Below is a listing to transcribe in full and exactly; keep the pictures out.

***** Extracted information

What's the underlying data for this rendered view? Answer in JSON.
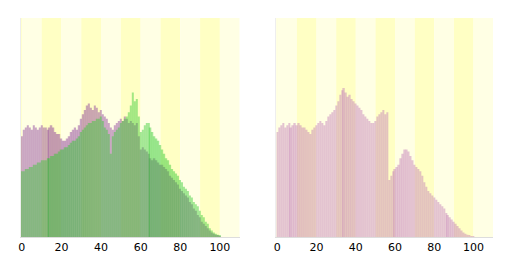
{
  "chart_data": [
    {
      "type": "bar",
      "stacked": false,
      "grid": false,
      "tick_labels": "x",
      "x": [
        0,
        1,
        2,
        3,
        4,
        5,
        6,
        7,
        8,
        9,
        10,
        11,
        12,
        13,
        14,
        15,
        16,
        17,
        18,
        19,
        20,
        21,
        22,
        23,
        24,
        25,
        26,
        27,
        28,
        29,
        30,
        31,
        32,
        33,
        34,
        35,
        36,
        37,
        38,
        39,
        40,
        41,
        42,
        43,
        44,
        45,
        46,
        47,
        48,
        49,
        50,
        51,
        52,
        53,
        54,
        55,
        56,
        57,
        58,
        59,
        60,
        61,
        62,
        63,
        64,
        65,
        66,
        67,
        68,
        69,
        70,
        71,
        72,
        73,
        74,
        75,
        76,
        77,
        78,
        79,
        80,
        81,
        82,
        83,
        84,
        85,
        86,
        87,
        88,
        89,
        90,
        91,
        92,
        93,
        94,
        95,
        96,
        97,
        98,
        99,
        100
      ],
      "xlim": [
        -0.5,
        110
      ],
      "xticks": [
        0,
        20,
        40,
        60,
        80,
        100
      ],
      "ylim": [
        0,
        100
      ],
      "series": [
        {
          "color": "#8a3a9a",
          "values": [
            46,
            49,
            50,
            51,
            50,
            49,
            51,
            50,
            49,
            50,
            51,
            50,
            50,
            49,
            50,
            51,
            50,
            48,
            47,
            47,
            45,
            44,
            44,
            45,
            46,
            48,
            49,
            50,
            49,
            51,
            54,
            56,
            58,
            60,
            61,
            59,
            58,
            60,
            59,
            57,
            58,
            56,
            55,
            54,
            52,
            50,
            49,
            51,
            52,
            53,
            54,
            53,
            55,
            54,
            52,
            53,
            52,
            51,
            52,
            46,
            40,
            41,
            40,
            39,
            38,
            36,
            35,
            36,
            35,
            34,
            33,
            33,
            32,
            31,
            30,
            28,
            27,
            26,
            25,
            24,
            22,
            21,
            20,
            19,
            18,
            16,
            15,
            13,
            12,
            10,
            9,
            7,
            6,
            5,
            4,
            3,
            2,
            1.5,
            1,
            0.5,
            0.3
          ]
        },
        {
          "color": "#33cc33",
          "values": [
            30,
            30,
            31,
            31,
            32,
            32,
            33,
            33,
            34,
            34,
            35,
            35,
            35,
            36,
            36,
            37,
            37,
            38,
            38,
            39,
            40,
            40,
            41,
            41,
            42,
            43,
            44,
            44,
            45,
            46,
            48,
            49,
            50,
            51,
            52,
            52,
            53,
            53,
            54,
            54,
            55,
            53,
            50,
            49,
            47,
            38,
            46,
            48,
            49,
            50,
            52,
            53,
            54,
            55,
            57,
            60,
            66,
            62,
            63,
            55,
            48,
            49,
            51,
            52,
            52,
            50,
            48,
            46,
            45,
            44,
            42,
            40,
            38,
            36,
            35,
            33,
            31,
            30,
            29,
            28,
            26,
            25,
            23,
            22,
            21,
            19,
            18,
            16,
            15,
            14,
            12,
            10,
            9,
            7,
            6,
            4,
            3,
            2,
            1.5,
            1,
            0.5
          ]
        }
      ]
    },
    {
      "type": "bar",
      "stacked": false,
      "grid": false,
      "tick_labels": "x",
      "x": [
        0,
        1,
        2,
        3,
        4,
        5,
        6,
        7,
        8,
        9,
        10,
        11,
        12,
        13,
        14,
        15,
        16,
        17,
        18,
        19,
        20,
        21,
        22,
        23,
        24,
        25,
        26,
        27,
        28,
        29,
        30,
        31,
        32,
        33,
        34,
        35,
        36,
        37,
        38,
        39,
        40,
        41,
        42,
        43,
        44,
        45,
        46,
        47,
        48,
        49,
        50,
        51,
        52,
        53,
        54,
        55,
        56,
        57,
        58,
        59,
        60,
        61,
        62,
        63,
        64,
        65,
        66,
        67,
        68,
        69,
        70,
        71,
        72,
        73,
        74,
        75,
        76,
        77,
        78,
        79,
        80,
        81,
        82,
        83,
        84,
        85,
        86,
        87,
        88,
        89,
        90,
        91,
        92,
        93,
        94,
        95,
        96,
        97,
        98,
        99,
        100
      ],
      "xlim": [
        -0.5,
        110
      ],
      "xticks": [
        0,
        20,
        40,
        60,
        80,
        100
      ],
      "ylim": [
        0,
        100
      ],
      "series": [
        {
          "color": "#c27bb8",
          "values": [
            48,
            50,
            51,
            52,
            50,
            51,
            52,
            50,
            51,
            52,
            51,
            52,
            51,
            50,
            50,
            49,
            48,
            47,
            49,
            50,
            51,
            52,
            53,
            52,
            51,
            53,
            55,
            56,
            57,
            58,
            60,
            62,
            65,
            67,
            68,
            66,
            64,
            65,
            63,
            62,
            61,
            60,
            59,
            58,
            56,
            55,
            54,
            53,
            52,
            52,
            53,
            55,
            56,
            57,
            58,
            56,
            57,
            26,
            28,
            30,
            31,
            32,
            33,
            36,
            38,
            40,
            40,
            39,
            37,
            35,
            33,
            32,
            31,
            30,
            28,
            25,
            23,
            21,
            20,
            19,
            18,
            17,
            16,
            15,
            14,
            13,
            11,
            10,
            9,
            8,
            7,
            6,
            5,
            4,
            3,
            2,
            1.5,
            1,
            0.5,
            0.3,
            0.2
          ]
        }
      ]
    }
  ]
}
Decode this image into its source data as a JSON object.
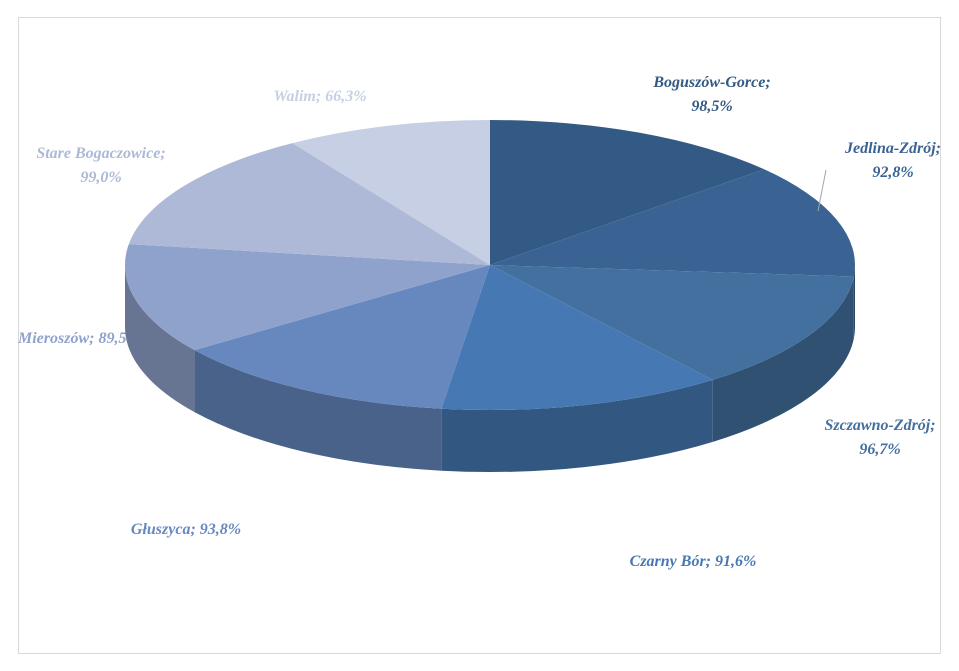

**********

_Task solution_
What's the underlying data for this rendered view? Answer in JSON.
{
  "chart_data": [
    {
      "type": "bar",
      "stacked": false,
      "grid": false,
      "tick_labels": "x",
      "x": [
        0,
        1,
        2,
        3,
        4,
        5,
        6,
        7,
        8,
        9,
        10,
        11,
        12,
        13,
        14,
        15,
        16,
        17,
        18,
        19,
        20,
        21,
        22,
        23,
        24,
        25,
        26,
        27,
        28,
        29,
        30,
        31,
        32,
        33,
        34,
        35,
        36,
        37,
        38,
        39,
        40,
        41,
        42,
        43,
        44,
        45,
        46,
        47,
        48,
        49,
        50,
        51,
        52,
        53,
        54,
        55,
        56,
        57,
        58,
        59,
        60,
        61,
        62,
        63,
        64,
        65,
        66,
        67,
        68,
        69,
        70,
        71,
        72,
        73,
        74,
        75,
        76,
        77,
        78,
        79,
        80,
        81,
        82,
        83,
        84,
        85,
        86,
        87,
        88,
        89,
        90,
        91,
        92,
        93,
        94,
        95,
        96,
        97,
        98,
        99,
        100
      ],
      "xlim": [
        -0.5,
        110
      ],
      "xticks": [
        0,
        20,
        40,
        60,
        80,
        100
      ],
      "ylim": [
        0,
        100
      ],
      "series": [
        {
          "color": "#8a3a9a",
          "values": [
            46,
            49,
            50,
            51,
            50,
            49,
            51,
            50,
            49,
            50,
            51,
            50,
            50,
            49,
            50,
            51,
            50,
            48,
            47,
            47,
            45,
            44,
            44,
            45,
            46,
            48,
            49,
            50,
            49,
            51,
            54,
            56,
            58,
            60,
            61,
            59,
            58,
            60,
            59,
            57,
            58,
            56,
            55,
            54,
            52,
            50,
            49,
            51,
            52,
            53,
            54,
            53,
            55,
            54,
            52,
            53,
            52,
            51,
            52,
            46,
            40,
            41,
            40,
            39,
            38,
            36,
            35,
            36,
            35,
            34,
            33,
            33,
            32,
            31,
            30,
            28,
            27,
            26,
            25,
            24,
            22,
            21,
            20,
            19,
            18,
            16,
            15,
            13,
            12,
            10,
            9,
            7,
            6,
            5,
            4,
            3,
            2,
            1.5,
            1,
            0.5,
            0.3
          ]
        },
        {
          "color": "#33cc33",
          "values": [
            30,
            30,
            31,
            31,
            32,
            32,
            33,
            33,
            34,
            34,
            35,
            35,
            35,
            36,
            36,
            37,
            37,
            38,
            38,
            39,
            40,
            40,
            41,
            41,
            42,
            43,
            44,
            44,
            45,
            46,
            48,
            49,
            50,
            51,
            52,
            52,
            53,
            53,
            54,
            54,
            55,
            53,
            50,
            49,
            47,
            38,
            46,
            48,
            49,
            50,
            52,
            53,
            54,
            55,
            57,
            60,
            66,
            62,
            63,
            55,
            48,
            49,
            51,
            52,
            52,
            50,
            48,
            46,
            45,
            44,
            42,
            40,
            38,
            36,
            35,
            33,
            31,
            30,
            29,
            28,
            26,
            25,
            23,
            22,
            21,
            19,
            18,
            16,
            15,
            14,
            12,
            10,
            9,
            7,
            6,
            4,
            3,
            2,
            1.5,
            1,
            0.5
          ]
        }
      ]
    },
    {
      "type": "bar",
      "stacked": false,
      "grid": false,
      "tick_labels": "x",
      "x": [
        0,
        1,
        2,
        3,
        4,
        5,
        6,
        7,
        8,
        9,
        10,
        11,
        12,
        13,
        14,
        15,
        16,
        17,
        18,
        19,
        20,
        21,
        22,
        23,
        24,
        25,
        26,
        27,
        28,
        29,
        30,
        31,
        32,
        33,
        34,
        35,
        36,
        37,
        38,
        39,
        40,
        41,
        42,
        43,
        44,
        45,
        46,
        47,
        48,
        49,
        50,
        51,
        52,
        53,
        54,
        55,
        56,
        57,
        58,
        59,
        60,
        61,
        62,
        63,
        64,
        65,
        66,
        67,
        68,
        69,
        70,
        71,
        72,
        73,
        74,
        75,
        76,
        77,
        78,
        79,
        80,
        81,
        82,
        83,
        84,
        85,
        86,
        87,
        88,
        89,
        90,
        91,
        92,
        93,
        94,
        95,
        96,
        97,
        98,
        99,
        100
      ],
      "xlim": [
        -0.5,
        110
      ],
      "xticks": [
        0,
        20,
        40,
        60,
        80,
        100
      ],
      "ylim": [
        0,
        100
      ],
      "series": [
        {
          "color": "#c27bb8",
          "values": [
            48,
            50,
            51,
            52,
            50,
            51,
            52,
            50,
            51,
            52,
            51,
            52,
            51,
            50,
            50,
            49,
            48,
            47,
            49,
            50,
            51,
            52,
            53,
            52,
            51,
            53,
            55,
            56,
            57,
            58,
            60,
            62,
            65,
            67,
            68,
            66,
            64,
            65,
            63,
            62,
            61,
            60,
            59,
            58,
            56,
            55,
            54,
            53,
            52,
            52,
            53,
            55,
            56,
            57,
            58,
            56,
            57,
            26,
            28,
            30,
            31,
            32,
            33,
            36,
            38,
            40,
            40,
            39,
            37,
            35,
            33,
            32,
            31,
            30,
            28,
            25,
            23,
            21,
            20,
            19,
            18,
            17,
            16,
            15,
            14,
            13,
            11,
            10,
            9,
            8,
            7,
            6,
            5,
            4,
            3,
            2,
            1.5,
            1,
            0.5,
            0.3,
            0.2
          ]
        }
      ]
    }
  ]
}
Decode this image into its source data as a JSON object.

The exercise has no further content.